DIRECTIONS FOR THIS TASK ▸ Drop every picture, then transcribe the remaining data exactly.

SUPPLIED DATA ▸
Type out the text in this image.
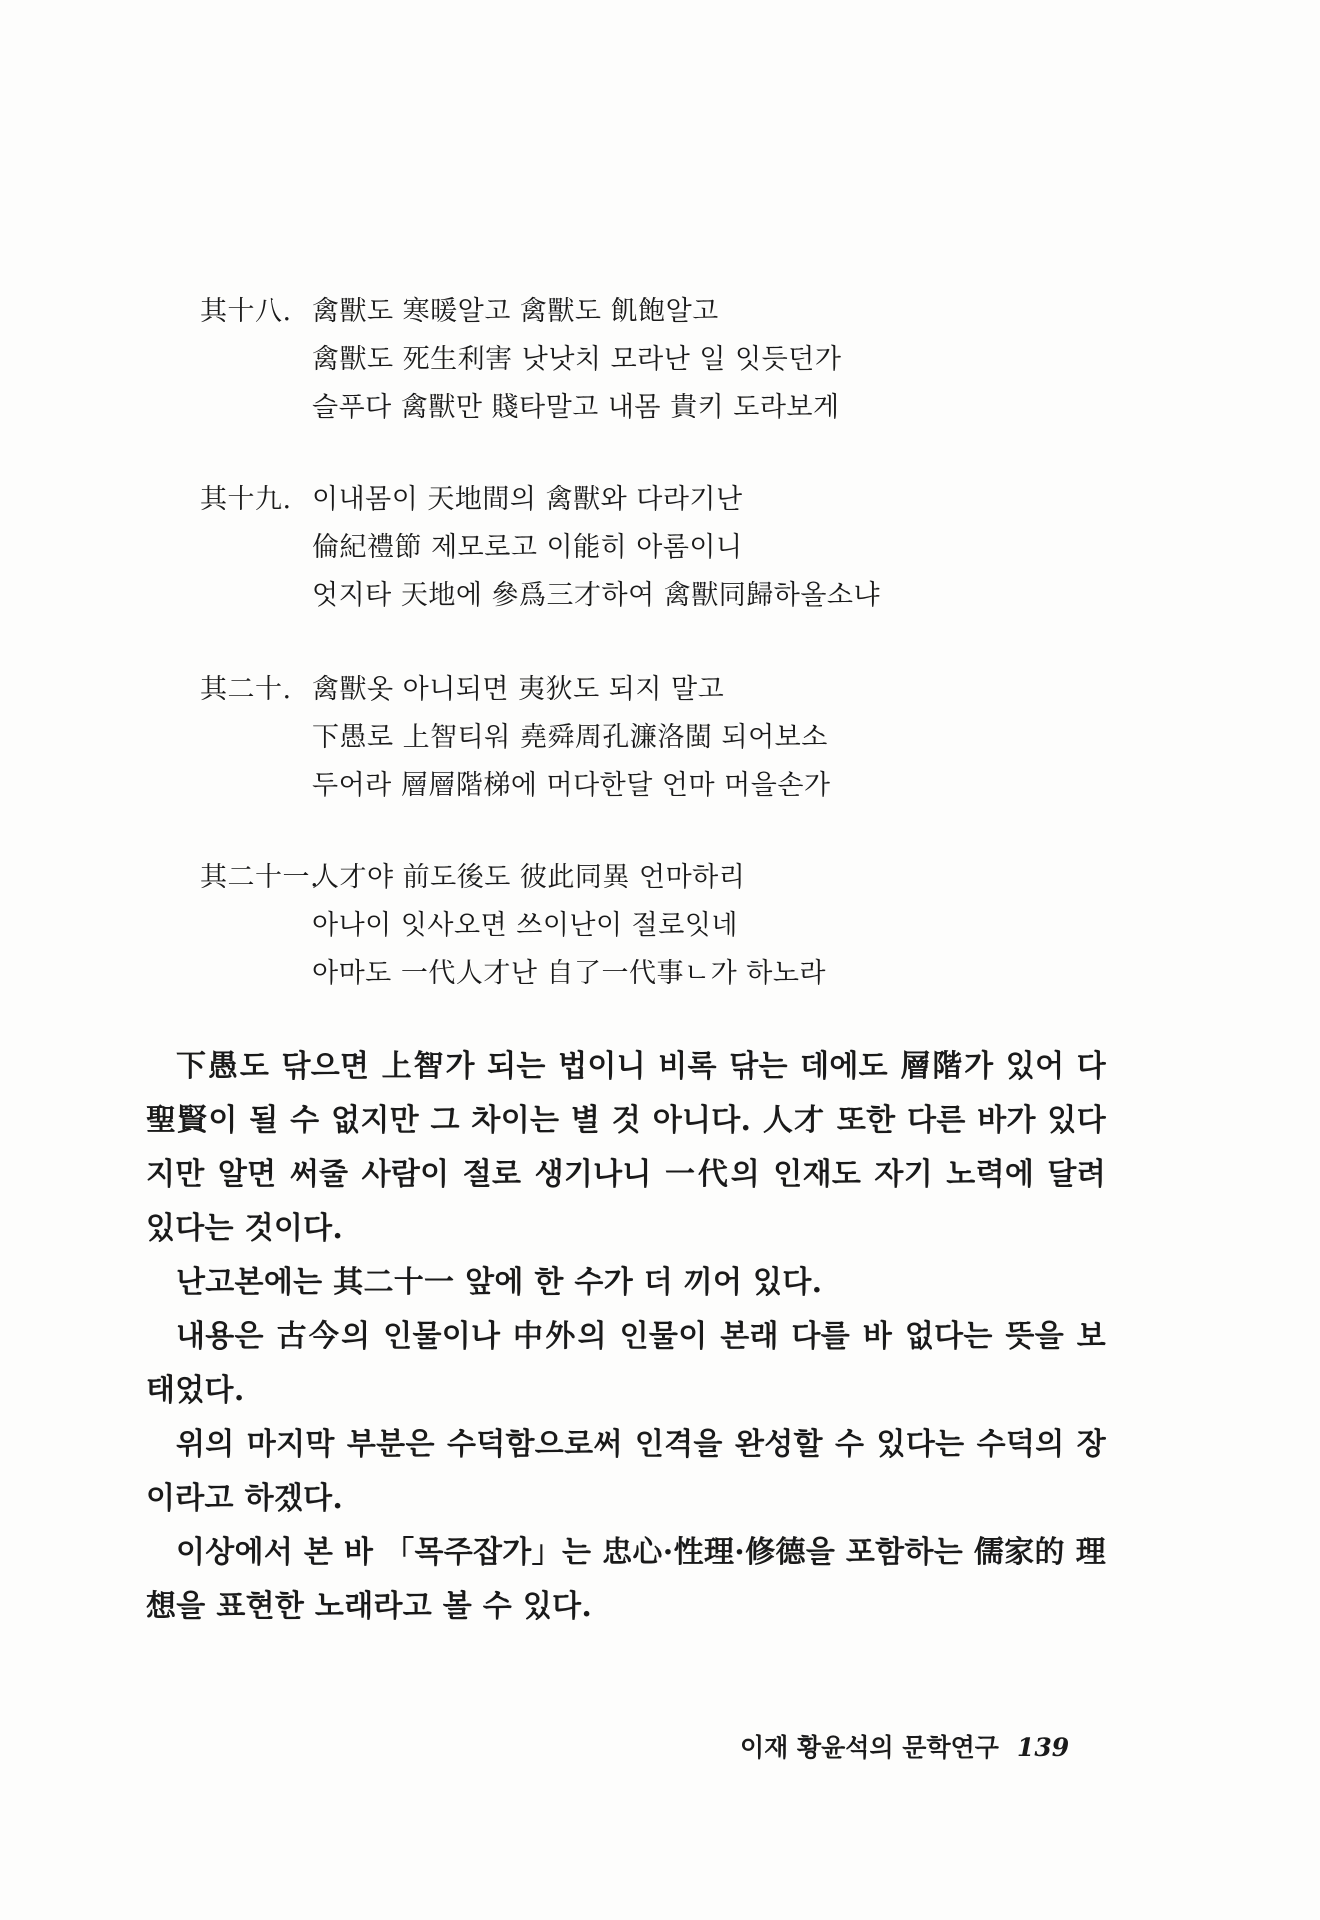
其十八. 禽獸도 寒暖알고 禽獸도 飢飽알고
禽獸도 死生利害 낫낫치 모라난 일 잇듯던가
슬푸다 禽獸만 賤타말고 내몸 貴키 도라보게
其十九. 이내몸이 天地間의 禽獸와 다라기난
倫紀禮節 제모로고 이能히 아롬이니
엇지타 天地에 參爲三才하여 禽獸同歸하올소냐
其二十. 禽獸옷 아니되면 夷狄도 되지 말고
下愚로 上智티워 堯舜周孔濂洛閩 되어보소
두어라 層層階梯에 머다한달 언마 머을손가
其二十一.人才야 前도後도 彼此同異 언마하리
아나이 잇사오면 쓰이난이 절로잇네
아마도 一代人才난 自了一代事ㄴ가 하노라

下愚도 닦으면 上智가 되는 법이니 비록 닦는 데에도 層階가 있어 다 聖賢이 될 수 없지만 그 차이는 별 것 아니다. 人才 또한 다른 바가 있다지만 알면 써줄 사람이 절로 생기나니 一代의 인재도 자기 노력에 달려 있다는 것이다.

난고본에는 其二十一 앞에 한 수가 더 끼어 있다.

내용은 古今의 인물이나 中外의 인물이 본래 다를 바 없다는 뜻을 보태었다.

위의 마지막 부분은 수덕함으로써 인격을 완성할 수 있다는 수덕의 장이라고 하겠다.

이상에서 본 바 「목주잡가」는 忠心·性理·修德을 포함하는 儒家的 理想을 표현한 노래라고 볼 수 있다.

이재 황윤석의 문학연구 139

SOLUTION FOR THIS TASK ▸
Type out the text in this image.
其十八. 禽獸도 寒暖알고 禽獸도 飢飽알고
禽獸도 死生利害 낫낫치 모라난 일 잇듯던가
슬푸다 禽獸만 賤타말고 내몸 貴키 도라보게
其十九. 이내몸이 天地間의 禽獸와 다라기난
倫紀禮節 제모로고 이能히 아롬이니
엇지타 天地에 參爲三才하여 禽獸同歸하올소냐
其二十. 禽獸옷 아니되면 夷狄도 되지 말고
下愚로 上智티워 堯舜周孔濂洛閩 되어보소
두어라 層層階梯에 머다한달 언마 머을손가
其二十一.人才야 前도後도 彼此同異 언마하리
아나이 잇사오면 쓰이난이 절로잇네
아마도 一代人才난 自了一代事ㄴ가 하노라

下愚도 닦으면 上智가 되는 법이니 비록 닦는 데에도 層階가 있어 다 聖賢이 될 수 없지만 그 차이는 별 것 아니다. 人才 또한 다른 바가 있다지만 알면 써줄 사람이 절로 생기나니 一代의 인재도 자기 노력에 달려 있다는 것이다.

난고본에는 其二十一 앞에 한 수가 더 끼어 있다.

내용은 古今의 인물이나 中外의 인물이 본래 다를 바 없다는 뜻을 보태었다.

위의 마지막 부분은 수덕함으로써 인격을 완성할 수 있다는 수덕의 장이라고 하겠다.

이상에서 본 바 「목주잡가」는 忠心·性理·修德을 포함하는 儒家的 理想을 표현한 노래라고 볼 수 있다.

이재 황윤석의 문학연구 139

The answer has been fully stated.